>> begin DATA FOR THE TASK
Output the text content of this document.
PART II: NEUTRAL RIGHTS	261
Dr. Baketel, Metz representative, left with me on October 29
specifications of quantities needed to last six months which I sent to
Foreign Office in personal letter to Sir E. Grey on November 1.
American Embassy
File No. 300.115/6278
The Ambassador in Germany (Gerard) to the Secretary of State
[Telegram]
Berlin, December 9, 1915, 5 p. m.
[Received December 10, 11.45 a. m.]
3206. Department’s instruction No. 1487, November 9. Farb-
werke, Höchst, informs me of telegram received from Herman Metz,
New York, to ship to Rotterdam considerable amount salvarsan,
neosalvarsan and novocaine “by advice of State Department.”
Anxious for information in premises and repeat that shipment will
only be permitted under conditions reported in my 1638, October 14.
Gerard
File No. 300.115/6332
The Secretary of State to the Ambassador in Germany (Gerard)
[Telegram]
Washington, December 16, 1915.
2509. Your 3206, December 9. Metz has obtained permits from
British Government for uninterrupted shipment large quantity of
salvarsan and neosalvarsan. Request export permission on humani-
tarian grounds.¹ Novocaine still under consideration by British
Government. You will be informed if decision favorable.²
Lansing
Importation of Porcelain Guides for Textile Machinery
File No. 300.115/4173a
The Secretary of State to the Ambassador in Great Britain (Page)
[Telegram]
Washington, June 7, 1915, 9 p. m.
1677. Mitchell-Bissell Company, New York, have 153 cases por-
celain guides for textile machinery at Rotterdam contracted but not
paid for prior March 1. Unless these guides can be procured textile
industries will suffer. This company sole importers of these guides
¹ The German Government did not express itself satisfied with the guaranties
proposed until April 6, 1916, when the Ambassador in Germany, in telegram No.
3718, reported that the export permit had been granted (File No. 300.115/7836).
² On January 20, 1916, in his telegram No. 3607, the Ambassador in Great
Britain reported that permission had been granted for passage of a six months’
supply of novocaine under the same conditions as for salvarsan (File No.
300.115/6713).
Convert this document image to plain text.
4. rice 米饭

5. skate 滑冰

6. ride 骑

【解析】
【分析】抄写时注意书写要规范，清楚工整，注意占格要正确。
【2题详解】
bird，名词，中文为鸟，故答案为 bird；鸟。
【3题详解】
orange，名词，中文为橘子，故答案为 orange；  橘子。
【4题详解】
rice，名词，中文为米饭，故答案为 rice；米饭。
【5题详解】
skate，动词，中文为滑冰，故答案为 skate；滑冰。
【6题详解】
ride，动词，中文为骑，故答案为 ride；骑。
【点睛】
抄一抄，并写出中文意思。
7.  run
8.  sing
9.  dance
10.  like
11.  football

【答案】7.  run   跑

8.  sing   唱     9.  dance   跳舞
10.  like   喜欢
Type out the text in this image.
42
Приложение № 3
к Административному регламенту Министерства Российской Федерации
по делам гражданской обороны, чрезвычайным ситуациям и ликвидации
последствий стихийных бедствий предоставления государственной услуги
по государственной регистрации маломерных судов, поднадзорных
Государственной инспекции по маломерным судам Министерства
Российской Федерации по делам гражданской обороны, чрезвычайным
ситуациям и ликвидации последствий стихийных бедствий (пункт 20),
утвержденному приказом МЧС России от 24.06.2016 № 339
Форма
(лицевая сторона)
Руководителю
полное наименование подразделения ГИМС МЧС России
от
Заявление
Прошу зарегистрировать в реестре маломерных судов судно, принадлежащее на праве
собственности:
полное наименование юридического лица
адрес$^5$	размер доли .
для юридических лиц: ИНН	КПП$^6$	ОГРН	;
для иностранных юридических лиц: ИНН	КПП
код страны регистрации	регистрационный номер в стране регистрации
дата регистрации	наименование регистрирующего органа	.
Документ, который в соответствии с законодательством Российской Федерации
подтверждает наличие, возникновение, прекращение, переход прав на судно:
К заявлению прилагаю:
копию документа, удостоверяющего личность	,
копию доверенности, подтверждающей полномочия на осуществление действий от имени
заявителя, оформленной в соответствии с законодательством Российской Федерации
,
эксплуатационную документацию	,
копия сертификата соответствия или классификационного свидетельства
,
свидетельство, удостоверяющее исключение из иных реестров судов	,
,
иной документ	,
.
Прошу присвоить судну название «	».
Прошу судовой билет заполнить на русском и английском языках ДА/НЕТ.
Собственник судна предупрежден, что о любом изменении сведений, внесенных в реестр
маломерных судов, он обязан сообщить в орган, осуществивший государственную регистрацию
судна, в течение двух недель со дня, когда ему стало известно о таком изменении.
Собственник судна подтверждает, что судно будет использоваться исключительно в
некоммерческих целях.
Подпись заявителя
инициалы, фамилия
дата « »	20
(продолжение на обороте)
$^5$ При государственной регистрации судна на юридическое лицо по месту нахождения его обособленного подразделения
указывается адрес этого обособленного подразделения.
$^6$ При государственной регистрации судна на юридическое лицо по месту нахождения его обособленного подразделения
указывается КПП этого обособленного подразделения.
>> end DATA FOR THE TASK
WHAT IS REQUIRED | Collect, from the material above, every line containing the word "故答案为".

CORRECT RESPONSE |
bird，名词，中文为鸟，故答案为 bird；鸟。
orange，名词，中文为橘子，故答案为 orange；  橘子。
rice，名词，中文为米饭，故答案为 rice；米饭。
skate，动词，中文为滑冰，故答案为 skate；滑冰。
ride，动词，中文为骑，故答案为 ride；骑。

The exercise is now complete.